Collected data
━━━━━━━━━━

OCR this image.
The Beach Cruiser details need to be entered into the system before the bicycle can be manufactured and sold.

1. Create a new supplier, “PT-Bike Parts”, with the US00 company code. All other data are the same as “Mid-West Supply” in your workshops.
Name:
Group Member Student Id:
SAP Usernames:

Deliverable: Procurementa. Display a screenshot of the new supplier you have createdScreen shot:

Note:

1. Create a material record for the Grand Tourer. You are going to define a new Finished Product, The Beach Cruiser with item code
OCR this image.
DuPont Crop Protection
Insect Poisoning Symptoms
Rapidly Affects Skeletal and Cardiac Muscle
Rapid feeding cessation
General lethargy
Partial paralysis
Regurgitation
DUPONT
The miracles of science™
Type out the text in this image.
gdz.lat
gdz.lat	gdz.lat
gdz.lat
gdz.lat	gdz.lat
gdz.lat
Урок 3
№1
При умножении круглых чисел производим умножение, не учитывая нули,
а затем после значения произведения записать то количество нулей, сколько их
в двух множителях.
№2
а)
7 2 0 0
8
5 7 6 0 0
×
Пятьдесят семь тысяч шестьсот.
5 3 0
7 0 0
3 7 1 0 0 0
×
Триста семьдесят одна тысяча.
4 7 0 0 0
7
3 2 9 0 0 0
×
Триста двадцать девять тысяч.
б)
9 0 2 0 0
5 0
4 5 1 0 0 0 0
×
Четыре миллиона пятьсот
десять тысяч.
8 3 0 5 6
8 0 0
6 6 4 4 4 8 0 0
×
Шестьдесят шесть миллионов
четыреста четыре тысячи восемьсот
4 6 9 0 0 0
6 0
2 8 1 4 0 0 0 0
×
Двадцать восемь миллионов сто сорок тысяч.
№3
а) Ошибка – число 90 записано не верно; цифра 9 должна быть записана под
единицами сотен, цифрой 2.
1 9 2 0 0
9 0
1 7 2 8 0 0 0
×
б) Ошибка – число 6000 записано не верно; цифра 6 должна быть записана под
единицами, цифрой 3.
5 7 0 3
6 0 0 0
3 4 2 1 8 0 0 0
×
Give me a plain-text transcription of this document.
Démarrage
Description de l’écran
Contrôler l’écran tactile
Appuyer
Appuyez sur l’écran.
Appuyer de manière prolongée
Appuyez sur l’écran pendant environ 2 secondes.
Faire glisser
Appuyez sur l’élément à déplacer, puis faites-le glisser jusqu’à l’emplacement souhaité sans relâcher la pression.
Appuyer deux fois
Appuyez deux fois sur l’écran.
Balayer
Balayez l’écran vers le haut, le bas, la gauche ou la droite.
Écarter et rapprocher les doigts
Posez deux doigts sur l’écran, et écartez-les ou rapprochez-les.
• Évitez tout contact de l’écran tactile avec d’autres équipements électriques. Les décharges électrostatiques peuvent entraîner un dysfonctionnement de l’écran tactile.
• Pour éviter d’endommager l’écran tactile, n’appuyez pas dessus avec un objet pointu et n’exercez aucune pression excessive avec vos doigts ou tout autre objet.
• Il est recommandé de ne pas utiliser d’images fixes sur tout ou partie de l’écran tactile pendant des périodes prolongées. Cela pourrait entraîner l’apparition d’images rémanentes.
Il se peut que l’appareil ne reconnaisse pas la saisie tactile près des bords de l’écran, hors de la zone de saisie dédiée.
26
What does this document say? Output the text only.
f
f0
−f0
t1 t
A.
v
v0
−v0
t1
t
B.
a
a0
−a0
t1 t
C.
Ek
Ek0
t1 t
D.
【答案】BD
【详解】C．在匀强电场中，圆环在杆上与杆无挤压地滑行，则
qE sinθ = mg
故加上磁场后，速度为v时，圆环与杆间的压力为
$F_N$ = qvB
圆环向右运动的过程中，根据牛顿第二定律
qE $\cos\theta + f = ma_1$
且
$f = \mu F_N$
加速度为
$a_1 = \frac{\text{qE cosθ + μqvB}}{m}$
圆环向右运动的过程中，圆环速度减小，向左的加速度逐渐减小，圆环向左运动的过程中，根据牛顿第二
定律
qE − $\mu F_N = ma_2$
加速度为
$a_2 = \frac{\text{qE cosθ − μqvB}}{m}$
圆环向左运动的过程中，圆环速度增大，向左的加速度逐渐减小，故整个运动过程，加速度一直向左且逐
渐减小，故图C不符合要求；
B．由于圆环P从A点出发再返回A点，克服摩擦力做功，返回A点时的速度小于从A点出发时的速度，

━━━━━━━━━━

*OBJECTIVE*
Track down the lines that include the word "doigts" and copy them.

*ANSWER TO THE TASK*
Écarter et rapprocher les doigts
Posez deux doigts sur l’écran, et écartez-les ou rapprochez-les.
• Pour éviter d’endommager l’écran tactile, n’appuyez pas dessus avec un objet pointu et n’exercez aucune pression excessive avec vos doigts ou tout autre objet.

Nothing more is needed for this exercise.